§ Problem statement
Check every line below for the word "AFTER" and copy each one that has it.
((
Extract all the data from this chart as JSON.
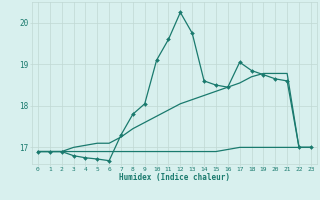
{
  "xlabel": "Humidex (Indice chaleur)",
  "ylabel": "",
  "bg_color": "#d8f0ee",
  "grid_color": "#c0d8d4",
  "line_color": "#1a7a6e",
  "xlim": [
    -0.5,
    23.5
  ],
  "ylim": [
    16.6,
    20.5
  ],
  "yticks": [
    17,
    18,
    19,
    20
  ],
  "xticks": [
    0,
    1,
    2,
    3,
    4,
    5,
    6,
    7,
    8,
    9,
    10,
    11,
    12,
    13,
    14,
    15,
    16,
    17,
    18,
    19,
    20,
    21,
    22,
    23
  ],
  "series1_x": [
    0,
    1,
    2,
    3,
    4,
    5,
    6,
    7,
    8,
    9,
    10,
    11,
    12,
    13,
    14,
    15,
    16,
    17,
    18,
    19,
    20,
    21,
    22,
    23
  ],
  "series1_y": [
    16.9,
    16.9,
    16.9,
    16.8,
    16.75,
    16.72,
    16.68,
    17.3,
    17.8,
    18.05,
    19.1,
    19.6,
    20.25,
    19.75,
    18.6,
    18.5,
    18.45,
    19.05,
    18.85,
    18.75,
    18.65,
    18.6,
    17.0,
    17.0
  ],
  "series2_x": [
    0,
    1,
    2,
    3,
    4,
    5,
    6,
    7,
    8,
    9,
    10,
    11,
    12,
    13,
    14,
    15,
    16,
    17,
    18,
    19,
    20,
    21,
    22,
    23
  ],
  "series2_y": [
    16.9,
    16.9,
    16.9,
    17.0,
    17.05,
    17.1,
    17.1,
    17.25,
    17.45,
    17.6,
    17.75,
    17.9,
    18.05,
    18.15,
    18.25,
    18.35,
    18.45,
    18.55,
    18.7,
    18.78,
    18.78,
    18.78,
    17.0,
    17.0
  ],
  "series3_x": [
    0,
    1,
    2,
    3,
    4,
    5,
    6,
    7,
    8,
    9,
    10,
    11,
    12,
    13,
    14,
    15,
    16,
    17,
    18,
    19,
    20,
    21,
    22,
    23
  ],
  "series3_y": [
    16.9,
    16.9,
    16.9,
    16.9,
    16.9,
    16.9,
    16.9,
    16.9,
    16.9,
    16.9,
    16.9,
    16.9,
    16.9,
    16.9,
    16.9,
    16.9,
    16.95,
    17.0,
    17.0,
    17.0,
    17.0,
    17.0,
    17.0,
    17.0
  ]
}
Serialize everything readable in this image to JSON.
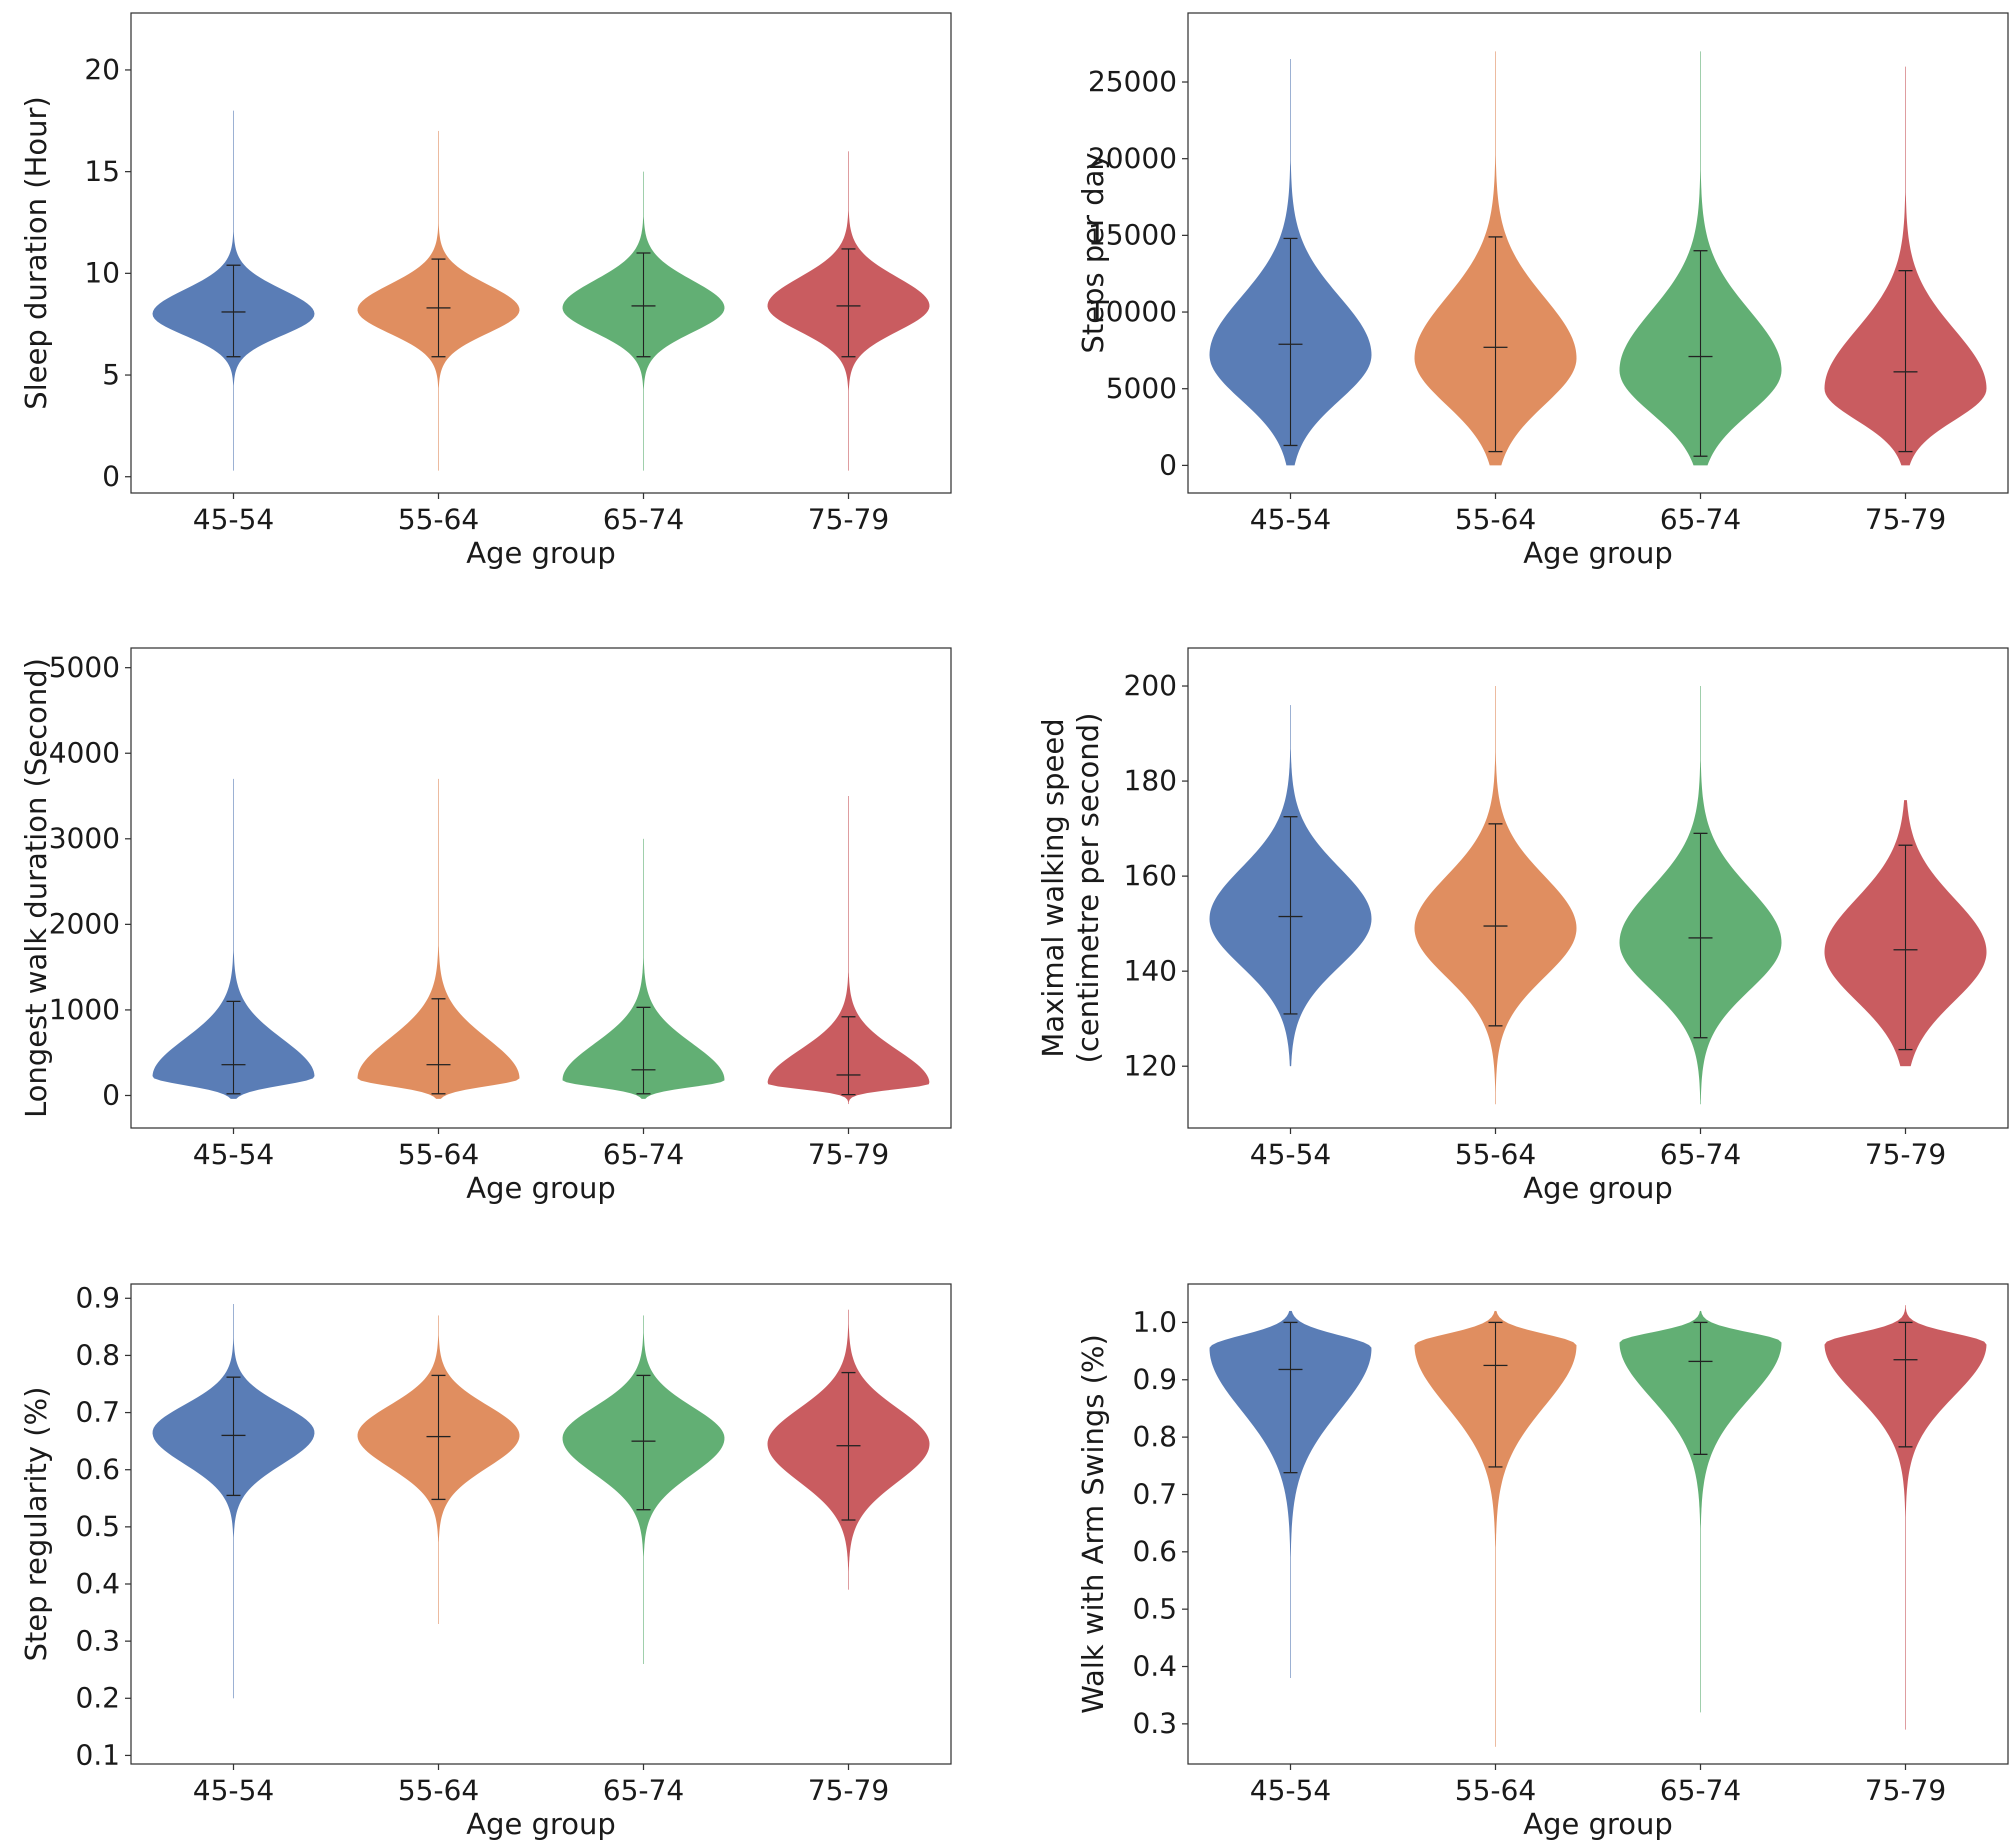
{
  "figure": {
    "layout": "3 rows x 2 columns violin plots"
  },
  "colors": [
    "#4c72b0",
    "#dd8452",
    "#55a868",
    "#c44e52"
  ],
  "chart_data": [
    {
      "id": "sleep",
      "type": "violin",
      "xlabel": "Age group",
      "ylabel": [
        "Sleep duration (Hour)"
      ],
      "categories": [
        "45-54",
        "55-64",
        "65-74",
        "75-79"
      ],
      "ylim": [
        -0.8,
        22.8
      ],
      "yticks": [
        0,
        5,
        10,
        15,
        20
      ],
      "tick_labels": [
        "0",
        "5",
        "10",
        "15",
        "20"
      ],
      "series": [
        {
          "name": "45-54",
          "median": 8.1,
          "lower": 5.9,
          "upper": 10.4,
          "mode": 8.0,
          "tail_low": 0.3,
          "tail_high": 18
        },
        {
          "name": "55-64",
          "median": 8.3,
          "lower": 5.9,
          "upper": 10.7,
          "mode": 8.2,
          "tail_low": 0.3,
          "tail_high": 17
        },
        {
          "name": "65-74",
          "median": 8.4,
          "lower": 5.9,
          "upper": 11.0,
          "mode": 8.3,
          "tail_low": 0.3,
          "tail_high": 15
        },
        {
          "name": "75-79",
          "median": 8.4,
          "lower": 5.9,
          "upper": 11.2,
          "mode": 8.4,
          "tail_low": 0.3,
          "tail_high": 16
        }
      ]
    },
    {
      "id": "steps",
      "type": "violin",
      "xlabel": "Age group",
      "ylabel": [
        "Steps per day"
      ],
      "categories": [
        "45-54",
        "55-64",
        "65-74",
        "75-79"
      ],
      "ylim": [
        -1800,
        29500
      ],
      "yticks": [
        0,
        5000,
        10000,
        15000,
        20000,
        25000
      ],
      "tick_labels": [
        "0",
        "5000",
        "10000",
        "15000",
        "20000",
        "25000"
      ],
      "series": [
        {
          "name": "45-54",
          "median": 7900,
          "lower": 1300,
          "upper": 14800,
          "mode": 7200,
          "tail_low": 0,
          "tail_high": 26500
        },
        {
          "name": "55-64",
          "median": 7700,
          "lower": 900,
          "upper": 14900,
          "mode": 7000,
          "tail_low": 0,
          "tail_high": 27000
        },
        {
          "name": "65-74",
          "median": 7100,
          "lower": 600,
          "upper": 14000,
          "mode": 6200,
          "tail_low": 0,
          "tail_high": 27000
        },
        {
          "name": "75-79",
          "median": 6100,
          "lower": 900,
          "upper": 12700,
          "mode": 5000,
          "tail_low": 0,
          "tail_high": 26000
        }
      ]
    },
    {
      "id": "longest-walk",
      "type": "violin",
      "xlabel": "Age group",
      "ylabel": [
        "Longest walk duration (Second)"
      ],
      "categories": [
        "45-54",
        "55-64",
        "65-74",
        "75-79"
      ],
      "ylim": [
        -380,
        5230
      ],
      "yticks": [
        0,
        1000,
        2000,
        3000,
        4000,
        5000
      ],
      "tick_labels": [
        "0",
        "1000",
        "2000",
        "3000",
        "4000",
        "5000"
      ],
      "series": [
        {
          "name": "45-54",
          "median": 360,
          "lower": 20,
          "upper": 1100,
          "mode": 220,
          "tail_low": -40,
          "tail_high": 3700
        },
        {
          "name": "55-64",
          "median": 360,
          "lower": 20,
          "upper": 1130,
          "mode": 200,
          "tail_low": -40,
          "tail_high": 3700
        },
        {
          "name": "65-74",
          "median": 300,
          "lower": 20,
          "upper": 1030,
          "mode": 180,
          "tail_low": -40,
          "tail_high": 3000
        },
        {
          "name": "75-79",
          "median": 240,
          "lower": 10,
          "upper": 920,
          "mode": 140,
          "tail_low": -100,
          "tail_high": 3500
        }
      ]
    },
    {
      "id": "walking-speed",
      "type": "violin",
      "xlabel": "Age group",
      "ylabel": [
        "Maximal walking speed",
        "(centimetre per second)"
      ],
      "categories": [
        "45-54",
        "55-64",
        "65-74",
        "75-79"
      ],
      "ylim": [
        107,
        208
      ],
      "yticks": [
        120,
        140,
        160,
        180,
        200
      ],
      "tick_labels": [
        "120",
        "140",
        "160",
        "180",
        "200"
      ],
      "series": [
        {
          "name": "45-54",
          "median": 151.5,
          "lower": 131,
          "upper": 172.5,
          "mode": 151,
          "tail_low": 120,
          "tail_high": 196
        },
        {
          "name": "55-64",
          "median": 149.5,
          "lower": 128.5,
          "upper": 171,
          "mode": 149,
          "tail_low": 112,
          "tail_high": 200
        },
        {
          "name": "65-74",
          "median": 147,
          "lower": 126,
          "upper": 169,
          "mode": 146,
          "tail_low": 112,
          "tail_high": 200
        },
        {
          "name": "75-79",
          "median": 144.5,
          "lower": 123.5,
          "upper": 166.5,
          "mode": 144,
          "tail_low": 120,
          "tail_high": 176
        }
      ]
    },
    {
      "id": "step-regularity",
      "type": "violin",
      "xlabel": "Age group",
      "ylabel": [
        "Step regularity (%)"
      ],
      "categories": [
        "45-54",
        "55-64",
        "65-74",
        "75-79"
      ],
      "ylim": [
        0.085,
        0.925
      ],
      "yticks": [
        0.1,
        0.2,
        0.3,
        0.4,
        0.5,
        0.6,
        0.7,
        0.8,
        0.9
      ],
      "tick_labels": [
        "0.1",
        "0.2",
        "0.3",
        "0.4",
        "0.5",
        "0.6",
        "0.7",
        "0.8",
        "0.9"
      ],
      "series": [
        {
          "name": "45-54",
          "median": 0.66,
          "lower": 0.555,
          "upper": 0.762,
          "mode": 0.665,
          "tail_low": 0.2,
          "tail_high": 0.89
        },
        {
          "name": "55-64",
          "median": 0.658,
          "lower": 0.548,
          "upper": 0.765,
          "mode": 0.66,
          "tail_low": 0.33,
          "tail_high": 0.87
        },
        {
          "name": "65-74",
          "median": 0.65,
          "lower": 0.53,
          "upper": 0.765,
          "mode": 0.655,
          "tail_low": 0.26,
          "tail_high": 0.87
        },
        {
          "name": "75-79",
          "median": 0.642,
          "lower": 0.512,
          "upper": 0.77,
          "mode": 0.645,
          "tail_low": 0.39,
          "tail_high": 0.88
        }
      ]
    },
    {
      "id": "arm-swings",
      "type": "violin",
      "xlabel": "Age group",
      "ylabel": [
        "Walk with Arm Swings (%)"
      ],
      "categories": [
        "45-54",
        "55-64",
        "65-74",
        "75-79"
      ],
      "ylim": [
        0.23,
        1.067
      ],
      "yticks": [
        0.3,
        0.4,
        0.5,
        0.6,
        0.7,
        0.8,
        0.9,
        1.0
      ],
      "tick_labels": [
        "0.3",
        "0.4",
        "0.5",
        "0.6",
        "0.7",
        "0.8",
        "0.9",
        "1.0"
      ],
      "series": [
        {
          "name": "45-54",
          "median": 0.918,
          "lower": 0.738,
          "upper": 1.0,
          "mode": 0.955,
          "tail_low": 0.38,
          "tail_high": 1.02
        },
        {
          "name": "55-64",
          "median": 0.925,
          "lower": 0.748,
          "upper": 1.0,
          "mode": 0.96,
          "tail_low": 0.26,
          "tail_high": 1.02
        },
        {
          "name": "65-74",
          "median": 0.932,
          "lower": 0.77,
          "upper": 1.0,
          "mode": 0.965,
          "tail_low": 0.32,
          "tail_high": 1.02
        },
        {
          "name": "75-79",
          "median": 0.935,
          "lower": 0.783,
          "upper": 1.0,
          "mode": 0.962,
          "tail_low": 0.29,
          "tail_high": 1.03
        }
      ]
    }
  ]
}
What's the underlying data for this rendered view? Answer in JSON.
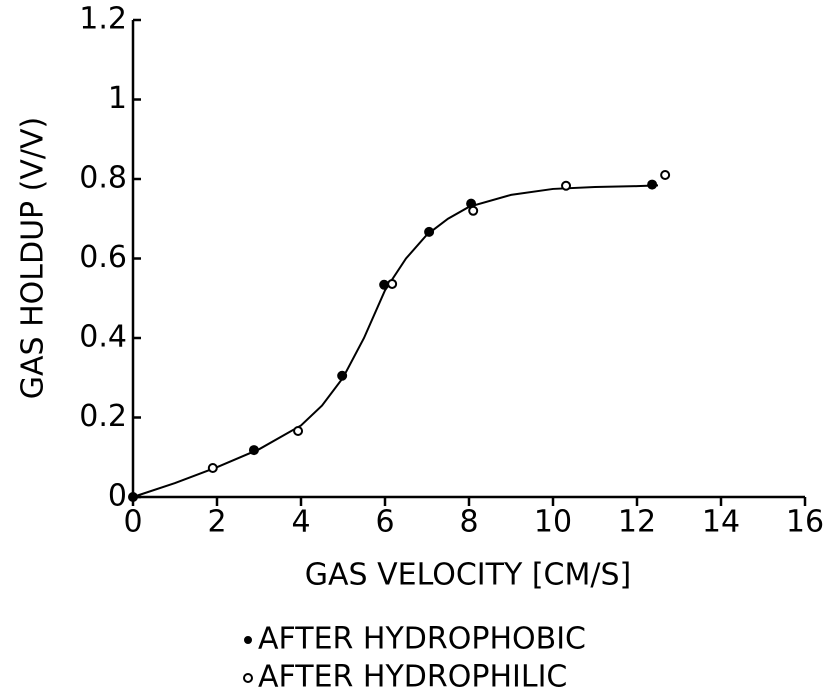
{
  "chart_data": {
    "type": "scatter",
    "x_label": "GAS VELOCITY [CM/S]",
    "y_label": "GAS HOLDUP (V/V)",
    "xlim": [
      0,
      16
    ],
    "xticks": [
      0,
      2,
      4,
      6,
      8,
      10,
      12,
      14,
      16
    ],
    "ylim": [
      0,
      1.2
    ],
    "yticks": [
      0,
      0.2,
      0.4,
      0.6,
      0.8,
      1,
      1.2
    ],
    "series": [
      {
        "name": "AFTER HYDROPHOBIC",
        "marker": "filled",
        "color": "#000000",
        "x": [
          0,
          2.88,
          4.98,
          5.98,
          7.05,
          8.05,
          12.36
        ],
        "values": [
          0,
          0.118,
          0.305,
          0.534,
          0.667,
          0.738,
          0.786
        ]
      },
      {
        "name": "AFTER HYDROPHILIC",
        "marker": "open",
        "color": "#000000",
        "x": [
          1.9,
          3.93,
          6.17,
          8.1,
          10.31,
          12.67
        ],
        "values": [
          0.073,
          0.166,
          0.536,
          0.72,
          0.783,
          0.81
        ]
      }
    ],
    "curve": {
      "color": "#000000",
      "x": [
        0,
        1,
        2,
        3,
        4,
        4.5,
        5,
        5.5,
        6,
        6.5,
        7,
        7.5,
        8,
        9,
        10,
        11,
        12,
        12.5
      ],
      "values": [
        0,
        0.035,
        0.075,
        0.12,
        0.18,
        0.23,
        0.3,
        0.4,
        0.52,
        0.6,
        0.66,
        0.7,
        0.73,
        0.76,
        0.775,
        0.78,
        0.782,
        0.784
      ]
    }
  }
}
))
§ Response
        "name": "AFTER HYDROPHOBIC",
        "name": "AFTER HYDROPHILIC",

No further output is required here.